Given exercise :: Nothing in the records may be left out or altered; reproduce them all exactly.

++++

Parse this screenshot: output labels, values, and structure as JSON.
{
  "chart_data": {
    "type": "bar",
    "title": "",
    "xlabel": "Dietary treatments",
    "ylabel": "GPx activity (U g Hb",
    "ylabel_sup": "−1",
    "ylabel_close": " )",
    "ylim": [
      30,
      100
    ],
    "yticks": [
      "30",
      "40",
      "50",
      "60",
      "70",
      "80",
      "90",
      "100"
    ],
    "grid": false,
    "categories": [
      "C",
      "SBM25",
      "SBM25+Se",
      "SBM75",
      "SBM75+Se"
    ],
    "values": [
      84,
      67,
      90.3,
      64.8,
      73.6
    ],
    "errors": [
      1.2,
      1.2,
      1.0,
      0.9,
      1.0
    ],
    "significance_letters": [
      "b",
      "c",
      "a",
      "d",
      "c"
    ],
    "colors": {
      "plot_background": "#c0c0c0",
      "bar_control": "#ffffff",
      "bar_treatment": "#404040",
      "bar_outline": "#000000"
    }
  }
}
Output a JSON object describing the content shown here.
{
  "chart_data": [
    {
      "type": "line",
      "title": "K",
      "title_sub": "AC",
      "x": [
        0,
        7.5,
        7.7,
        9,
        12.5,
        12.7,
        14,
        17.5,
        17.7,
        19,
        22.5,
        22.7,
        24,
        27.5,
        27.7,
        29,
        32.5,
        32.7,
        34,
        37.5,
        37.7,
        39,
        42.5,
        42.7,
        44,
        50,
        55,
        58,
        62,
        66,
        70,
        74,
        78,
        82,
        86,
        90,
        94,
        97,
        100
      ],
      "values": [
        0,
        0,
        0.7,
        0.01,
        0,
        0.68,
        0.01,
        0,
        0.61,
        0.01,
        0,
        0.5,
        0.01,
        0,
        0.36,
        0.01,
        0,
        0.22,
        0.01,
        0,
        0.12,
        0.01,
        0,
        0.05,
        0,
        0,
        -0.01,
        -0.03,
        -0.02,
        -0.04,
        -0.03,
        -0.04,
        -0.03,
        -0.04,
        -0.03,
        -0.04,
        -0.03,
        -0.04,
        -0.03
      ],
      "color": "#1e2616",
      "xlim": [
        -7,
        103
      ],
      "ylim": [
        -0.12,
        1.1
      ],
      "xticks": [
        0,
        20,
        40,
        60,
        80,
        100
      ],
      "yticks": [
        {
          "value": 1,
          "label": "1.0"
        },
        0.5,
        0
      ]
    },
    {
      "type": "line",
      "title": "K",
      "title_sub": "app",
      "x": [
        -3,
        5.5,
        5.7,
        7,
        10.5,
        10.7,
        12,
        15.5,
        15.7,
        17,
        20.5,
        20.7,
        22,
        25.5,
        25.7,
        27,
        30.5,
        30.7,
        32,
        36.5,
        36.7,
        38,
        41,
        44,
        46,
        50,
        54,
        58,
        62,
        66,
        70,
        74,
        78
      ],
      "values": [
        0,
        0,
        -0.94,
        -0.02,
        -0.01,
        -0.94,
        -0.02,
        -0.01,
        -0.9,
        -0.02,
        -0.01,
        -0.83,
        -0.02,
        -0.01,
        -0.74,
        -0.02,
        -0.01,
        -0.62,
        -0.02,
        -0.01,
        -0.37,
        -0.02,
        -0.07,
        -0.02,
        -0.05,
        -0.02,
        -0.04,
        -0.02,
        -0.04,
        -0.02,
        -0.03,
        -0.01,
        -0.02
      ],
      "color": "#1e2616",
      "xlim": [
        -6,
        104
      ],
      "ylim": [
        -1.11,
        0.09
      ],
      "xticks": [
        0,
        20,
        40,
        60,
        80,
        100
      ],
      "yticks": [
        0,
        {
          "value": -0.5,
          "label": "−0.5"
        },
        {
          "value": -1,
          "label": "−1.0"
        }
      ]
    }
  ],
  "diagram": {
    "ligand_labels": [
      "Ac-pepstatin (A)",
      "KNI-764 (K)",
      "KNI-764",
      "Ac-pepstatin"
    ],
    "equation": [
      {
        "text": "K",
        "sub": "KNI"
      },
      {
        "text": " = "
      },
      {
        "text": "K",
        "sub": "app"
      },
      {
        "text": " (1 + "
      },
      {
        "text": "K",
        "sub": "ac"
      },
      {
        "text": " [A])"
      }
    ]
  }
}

++++

Solved exercise ::
Parse this screenshot: output labels, values, and structure as JSON.
{
  "chart_data": {
    "type": "bar",
    "title": "",
    "xlabel": "Dietary treatments",
    "ylabel": "GPx activity (U g Hb",
    "ylabel_sup": "−1",
    "ylabel_close": " )",
    "ylim": [
      30,
      100
    ],
    "yticks": [
      "30",
      "40",
      "50",
      "60",
      "70",
      "80",
      "90",
      "100"
    ],
    "grid": false,
    "categories": [
      "C",
      "SBM25",
      "SBM25+Se",
      "SBM75",
      "SBM75+Se"
    ],
    "values": [
      84,
      67,
      90.3,
      64.8,
      73.6
    ],
    "errors": [
      1.2,
      1.2,
      1.0,
      0.9,
      1.0
    ],
    "significance_letters": [
      "b",
      "c",
      "a",
      "d",
      "c"
    ],
    "colors": {
      "plot_background": "#c0c0c0",
      "bar_control": "#ffffff",
      "bar_treatment": "#404040",
      "bar_outline": "#000000"
    }
  }
}
Output a JSON object describing the content shown here.
{
  "chart_data": [
    {
      "type": "line",
      "title": "K",
      "title_sub": "AC",
      "x": [
        0,
        7.5,
        7.7,
        9,
        12.5,
        12.7,
        14,
        17.5,
        17.7,
        19,
        22.5,
        22.7,
        24,
        27.5,
        27.7,
        29,
        32.5,
        32.7,
        34,
        37.5,
        37.7,
        39,
        42.5,
        42.7,
        44,
        50,
        55,
        58,
        62,
        66,
        70,
        74,
        78,
        82,
        86,
        90,
        94,
        97,
        100
      ],
      "values": [
        0,
        0,
        0.7,
        0.01,
        0,
        0.68,
        0.01,
        0,
        0.61,
        0.01,
        0,
        0.5,
        0.01,
        0,
        0.36,
        0.01,
        0,
        0.22,
        0.01,
        0,
        0.12,
        0.01,
        0,
        0.05,
        0,
        0,
        -0.01,
        -0.03,
        -0.02,
        -0.04,
        -0.03,
        -0.04,
        -0.03,
        -0.04,
        -0.03,
        -0.04,
        -0.03,
        -0.04,
        -0.03
      ],
      "color": "#1e2616",
      "xlim": [
        -7,
        103
      ],
      "ylim": [
        -0.12,
        1.1
      ],
      "xticks": [
        0,
        20,
        40,
        60,
        80,
        100
      ],
      "yticks": [
        {
          "value": 1,
          "label": "1.0"
        },
        0.5,
        0
      ]
    },
    {
      "type": "line",
      "title": "K",
      "title_sub": "app",
      "x": [
        -3,
        5.5,
        5.7,
        7,
        10.5,
        10.7,
        12,
        15.5,
        15.7,
        17,
        20.5,
        20.7,
        22,
        25.5,
        25.7,
        27,
        30.5,
        30.7,
        32,
        36.5,
        36.7,
        38,
        41,
        44,
        46,
        50,
        54,
        58,
        62,
        66,
        70,
        74,
        78
      ],
      "values": [
        0,
        0,
        -0.94,
        -0.02,
        -0.01,
        -0.94,
        -0.02,
        -0.01,
        -0.9,
        -0.02,
        -0.01,
        -0.83,
        -0.02,
        -0.01,
        -0.74,
        -0.02,
        -0.01,
        -0.62,
        -0.02,
        -0.01,
        -0.37,
        -0.02,
        -0.07,
        -0.02,
        -0.05,
        -0.02,
        -0.04,
        -0.02,
        -0.04,
        -0.02,
        -0.03,
        -0.01,
        -0.02
      ],
      "color": "#1e2616",
      "xlim": [
        -6,
        104
      ],
      "ylim": [
        -1.11,
        0.09
      ],
      "xticks": [
        0,
        20,
        40,
        60,
        80,
        100
      ],
      "yticks": [
        0,
        {
          "value": -0.5,
          "label": "−0.5"
        },
        {
          "value": -1,
          "label": "−1.0"
        }
      ]
    }
  ],
  "diagram": {
    "ligand_labels": [
      "Ac-pepstatin (A)",
      "KNI-764 (K)",
      "KNI-764",
      "Ac-pepstatin"
    ],
    "equation": [
      {
        "text": "K",
        "sub": "KNI"
      },
      {
        "text": " = "
      },
      {
        "text": "K",
        "sub": "app"
      },
      {
        "text": " (1 + "
      },
      {
        "text": "K",
        "sub": "ac"
      },
      {
        "text": " [A])"
      }
    ]
  }
}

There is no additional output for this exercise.